*Brief:* Below is a block of records. Copy every line in it that contains the word "code".

>> Start Exercise data

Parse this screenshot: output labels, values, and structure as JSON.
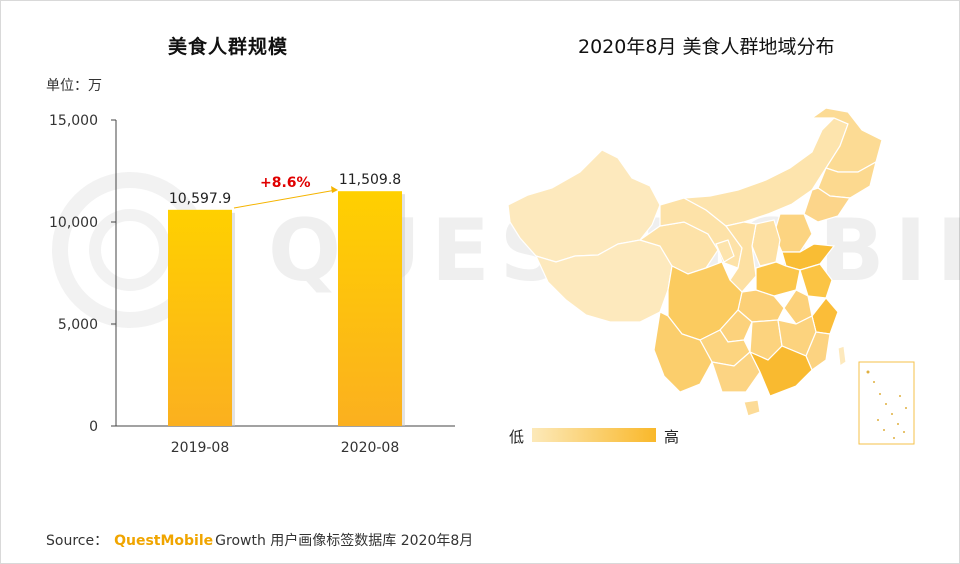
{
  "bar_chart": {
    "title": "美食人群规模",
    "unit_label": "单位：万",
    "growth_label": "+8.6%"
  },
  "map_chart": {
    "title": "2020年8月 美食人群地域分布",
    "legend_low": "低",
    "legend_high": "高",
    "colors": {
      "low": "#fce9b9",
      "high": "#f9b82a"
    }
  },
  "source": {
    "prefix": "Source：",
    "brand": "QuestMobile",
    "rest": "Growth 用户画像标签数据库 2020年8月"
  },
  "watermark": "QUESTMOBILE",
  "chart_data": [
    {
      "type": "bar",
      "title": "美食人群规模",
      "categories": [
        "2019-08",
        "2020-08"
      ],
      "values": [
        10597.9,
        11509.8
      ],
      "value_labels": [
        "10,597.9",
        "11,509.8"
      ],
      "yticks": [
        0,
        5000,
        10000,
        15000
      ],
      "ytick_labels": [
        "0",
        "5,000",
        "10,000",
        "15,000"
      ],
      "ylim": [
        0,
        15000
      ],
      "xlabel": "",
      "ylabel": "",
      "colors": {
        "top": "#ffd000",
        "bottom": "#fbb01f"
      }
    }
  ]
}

>> End Exercise data
>> Start Exercise data

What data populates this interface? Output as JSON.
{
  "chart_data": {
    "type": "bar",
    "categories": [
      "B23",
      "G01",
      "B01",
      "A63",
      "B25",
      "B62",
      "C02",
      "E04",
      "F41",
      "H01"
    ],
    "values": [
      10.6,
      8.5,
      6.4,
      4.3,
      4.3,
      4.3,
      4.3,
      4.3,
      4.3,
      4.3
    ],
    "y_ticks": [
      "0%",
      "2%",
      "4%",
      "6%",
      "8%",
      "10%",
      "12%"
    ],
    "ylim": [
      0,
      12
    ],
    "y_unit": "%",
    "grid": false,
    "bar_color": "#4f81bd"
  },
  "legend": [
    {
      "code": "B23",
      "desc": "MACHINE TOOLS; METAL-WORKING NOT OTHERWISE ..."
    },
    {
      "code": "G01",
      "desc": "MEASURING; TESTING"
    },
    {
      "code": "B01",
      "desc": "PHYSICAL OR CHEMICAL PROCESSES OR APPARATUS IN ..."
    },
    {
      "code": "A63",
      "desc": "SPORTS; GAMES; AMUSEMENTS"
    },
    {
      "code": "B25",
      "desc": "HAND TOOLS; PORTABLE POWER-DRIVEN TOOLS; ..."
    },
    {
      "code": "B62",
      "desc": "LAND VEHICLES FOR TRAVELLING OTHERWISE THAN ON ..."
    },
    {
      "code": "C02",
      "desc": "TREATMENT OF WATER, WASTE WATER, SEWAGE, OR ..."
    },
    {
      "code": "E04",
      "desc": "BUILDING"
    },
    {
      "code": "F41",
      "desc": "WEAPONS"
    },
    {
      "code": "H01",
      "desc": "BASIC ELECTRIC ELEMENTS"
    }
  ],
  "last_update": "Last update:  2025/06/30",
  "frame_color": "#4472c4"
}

>> End Exercise data
>> Start Exercise data

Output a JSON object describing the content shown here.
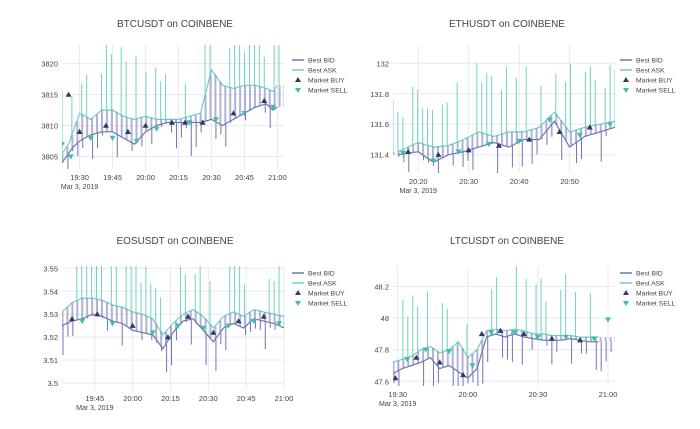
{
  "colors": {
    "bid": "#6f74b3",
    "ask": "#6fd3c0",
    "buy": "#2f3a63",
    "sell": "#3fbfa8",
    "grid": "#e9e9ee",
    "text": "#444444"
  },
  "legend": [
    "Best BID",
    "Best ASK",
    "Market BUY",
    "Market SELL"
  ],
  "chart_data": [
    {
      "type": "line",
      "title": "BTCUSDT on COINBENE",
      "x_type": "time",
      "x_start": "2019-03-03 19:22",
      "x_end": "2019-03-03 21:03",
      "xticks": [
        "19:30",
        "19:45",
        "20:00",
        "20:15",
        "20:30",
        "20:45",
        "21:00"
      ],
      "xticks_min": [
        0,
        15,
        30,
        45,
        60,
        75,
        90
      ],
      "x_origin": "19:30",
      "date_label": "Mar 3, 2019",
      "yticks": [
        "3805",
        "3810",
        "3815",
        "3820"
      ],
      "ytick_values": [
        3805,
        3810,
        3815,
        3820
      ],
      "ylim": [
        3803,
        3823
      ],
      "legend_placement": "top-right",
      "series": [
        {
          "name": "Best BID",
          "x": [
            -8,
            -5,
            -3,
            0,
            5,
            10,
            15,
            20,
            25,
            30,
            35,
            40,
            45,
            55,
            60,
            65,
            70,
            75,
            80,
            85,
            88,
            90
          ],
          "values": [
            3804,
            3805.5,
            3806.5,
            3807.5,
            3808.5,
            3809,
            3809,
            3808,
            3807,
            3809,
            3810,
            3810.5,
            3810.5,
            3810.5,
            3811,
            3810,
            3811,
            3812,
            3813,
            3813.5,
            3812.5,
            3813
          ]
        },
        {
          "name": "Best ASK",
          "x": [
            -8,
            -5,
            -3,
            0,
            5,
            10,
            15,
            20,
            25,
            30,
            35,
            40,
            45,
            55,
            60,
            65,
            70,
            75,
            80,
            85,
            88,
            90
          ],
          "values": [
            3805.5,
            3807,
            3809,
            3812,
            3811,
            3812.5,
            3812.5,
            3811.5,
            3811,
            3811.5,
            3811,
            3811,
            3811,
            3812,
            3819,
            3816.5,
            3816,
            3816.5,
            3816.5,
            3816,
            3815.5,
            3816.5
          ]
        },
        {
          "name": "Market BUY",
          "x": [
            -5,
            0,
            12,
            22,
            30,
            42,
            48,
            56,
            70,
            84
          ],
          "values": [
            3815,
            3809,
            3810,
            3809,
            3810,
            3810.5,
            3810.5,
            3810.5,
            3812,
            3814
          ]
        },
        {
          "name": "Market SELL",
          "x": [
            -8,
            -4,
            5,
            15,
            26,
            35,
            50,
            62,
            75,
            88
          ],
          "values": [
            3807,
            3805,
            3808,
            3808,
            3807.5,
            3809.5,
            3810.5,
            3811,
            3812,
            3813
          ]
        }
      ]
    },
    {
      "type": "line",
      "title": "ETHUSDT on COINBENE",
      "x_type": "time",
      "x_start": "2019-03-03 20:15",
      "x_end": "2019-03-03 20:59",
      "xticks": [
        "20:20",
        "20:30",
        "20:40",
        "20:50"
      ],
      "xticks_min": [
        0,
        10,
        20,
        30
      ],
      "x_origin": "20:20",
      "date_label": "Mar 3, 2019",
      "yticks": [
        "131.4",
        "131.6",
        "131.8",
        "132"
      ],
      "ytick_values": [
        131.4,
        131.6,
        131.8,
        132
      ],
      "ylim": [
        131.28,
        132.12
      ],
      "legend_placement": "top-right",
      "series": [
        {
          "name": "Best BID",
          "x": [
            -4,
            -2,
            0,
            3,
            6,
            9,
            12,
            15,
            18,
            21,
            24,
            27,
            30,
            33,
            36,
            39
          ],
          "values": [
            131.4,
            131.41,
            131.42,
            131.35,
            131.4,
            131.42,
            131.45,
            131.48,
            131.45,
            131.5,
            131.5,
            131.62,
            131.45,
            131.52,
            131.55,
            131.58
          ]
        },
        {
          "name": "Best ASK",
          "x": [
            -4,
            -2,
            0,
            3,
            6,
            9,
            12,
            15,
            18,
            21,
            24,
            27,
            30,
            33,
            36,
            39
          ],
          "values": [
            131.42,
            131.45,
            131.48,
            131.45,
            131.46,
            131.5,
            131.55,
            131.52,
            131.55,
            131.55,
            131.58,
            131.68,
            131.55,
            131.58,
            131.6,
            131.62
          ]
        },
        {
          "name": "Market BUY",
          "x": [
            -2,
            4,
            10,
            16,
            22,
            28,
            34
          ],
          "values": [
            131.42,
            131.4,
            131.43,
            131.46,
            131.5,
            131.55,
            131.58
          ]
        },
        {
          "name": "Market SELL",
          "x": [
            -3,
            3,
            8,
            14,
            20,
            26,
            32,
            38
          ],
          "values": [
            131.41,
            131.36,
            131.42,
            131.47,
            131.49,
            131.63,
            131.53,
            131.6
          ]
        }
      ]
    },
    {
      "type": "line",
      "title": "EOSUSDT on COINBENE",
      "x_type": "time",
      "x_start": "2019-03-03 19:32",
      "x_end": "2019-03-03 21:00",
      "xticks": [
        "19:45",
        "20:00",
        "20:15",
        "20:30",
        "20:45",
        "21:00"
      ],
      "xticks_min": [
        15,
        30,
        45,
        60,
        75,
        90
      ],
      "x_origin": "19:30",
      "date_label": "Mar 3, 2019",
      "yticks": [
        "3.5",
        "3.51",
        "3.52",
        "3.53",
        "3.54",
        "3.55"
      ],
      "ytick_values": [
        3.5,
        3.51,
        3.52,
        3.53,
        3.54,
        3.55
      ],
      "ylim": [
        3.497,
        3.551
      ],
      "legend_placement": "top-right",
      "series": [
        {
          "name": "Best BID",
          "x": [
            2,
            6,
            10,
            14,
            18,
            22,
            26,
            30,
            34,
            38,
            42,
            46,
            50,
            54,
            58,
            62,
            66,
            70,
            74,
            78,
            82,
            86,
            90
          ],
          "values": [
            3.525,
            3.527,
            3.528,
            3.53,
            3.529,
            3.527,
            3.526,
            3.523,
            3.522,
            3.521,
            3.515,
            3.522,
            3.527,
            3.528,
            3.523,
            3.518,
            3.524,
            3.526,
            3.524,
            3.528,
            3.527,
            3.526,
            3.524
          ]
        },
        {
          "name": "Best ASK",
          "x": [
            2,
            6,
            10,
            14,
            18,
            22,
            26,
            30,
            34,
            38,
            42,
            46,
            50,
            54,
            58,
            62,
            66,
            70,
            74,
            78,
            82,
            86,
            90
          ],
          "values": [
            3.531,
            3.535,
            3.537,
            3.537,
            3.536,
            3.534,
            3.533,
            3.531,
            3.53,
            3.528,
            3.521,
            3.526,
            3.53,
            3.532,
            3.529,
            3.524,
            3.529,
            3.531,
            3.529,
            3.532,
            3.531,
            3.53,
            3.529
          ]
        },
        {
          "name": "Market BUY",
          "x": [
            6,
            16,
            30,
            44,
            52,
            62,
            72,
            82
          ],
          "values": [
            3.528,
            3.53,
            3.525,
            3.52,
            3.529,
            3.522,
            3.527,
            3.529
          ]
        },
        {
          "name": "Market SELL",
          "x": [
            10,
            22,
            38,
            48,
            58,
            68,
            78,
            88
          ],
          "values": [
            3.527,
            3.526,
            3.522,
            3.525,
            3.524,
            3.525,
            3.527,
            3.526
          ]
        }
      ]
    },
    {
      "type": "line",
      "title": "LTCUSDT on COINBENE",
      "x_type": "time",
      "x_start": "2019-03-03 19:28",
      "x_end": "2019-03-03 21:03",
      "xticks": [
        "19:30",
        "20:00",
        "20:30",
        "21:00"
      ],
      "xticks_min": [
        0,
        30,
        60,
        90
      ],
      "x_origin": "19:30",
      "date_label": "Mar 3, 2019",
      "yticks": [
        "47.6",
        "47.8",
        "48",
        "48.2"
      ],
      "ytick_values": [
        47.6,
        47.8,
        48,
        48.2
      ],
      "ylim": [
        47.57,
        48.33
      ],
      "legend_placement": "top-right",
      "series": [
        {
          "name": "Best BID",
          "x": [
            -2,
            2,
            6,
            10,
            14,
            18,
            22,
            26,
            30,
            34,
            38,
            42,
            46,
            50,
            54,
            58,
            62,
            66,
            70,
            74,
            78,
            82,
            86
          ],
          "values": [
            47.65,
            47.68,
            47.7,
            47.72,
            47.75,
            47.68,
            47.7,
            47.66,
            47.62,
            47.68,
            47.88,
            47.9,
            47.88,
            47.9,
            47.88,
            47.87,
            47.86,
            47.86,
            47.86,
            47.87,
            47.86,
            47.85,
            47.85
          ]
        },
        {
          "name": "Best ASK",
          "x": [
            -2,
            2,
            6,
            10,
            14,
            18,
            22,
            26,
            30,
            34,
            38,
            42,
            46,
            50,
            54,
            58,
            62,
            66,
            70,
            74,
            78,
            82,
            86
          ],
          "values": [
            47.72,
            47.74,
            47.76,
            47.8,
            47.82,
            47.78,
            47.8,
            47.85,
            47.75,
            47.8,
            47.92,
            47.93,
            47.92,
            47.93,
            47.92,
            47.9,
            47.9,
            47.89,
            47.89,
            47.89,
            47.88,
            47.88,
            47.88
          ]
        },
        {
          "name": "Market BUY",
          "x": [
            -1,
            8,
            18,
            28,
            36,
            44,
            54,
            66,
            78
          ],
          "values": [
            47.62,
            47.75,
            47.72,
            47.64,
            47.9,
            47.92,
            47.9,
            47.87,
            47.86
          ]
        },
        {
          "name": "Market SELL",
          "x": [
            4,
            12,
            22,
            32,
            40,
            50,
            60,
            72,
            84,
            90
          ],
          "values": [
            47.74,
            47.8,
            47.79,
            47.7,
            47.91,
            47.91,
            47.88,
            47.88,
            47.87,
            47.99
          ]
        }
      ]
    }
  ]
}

>> End Exercise data

*Complete response:*
      "code": "B23",
      "code": "G01",
      "code": "B01",
      "code": "A63",
      "code": "B25",
      "code": "B62",
      "code": "C02",
      "code": "E04",
      "code": "F41",
      "code": "H01",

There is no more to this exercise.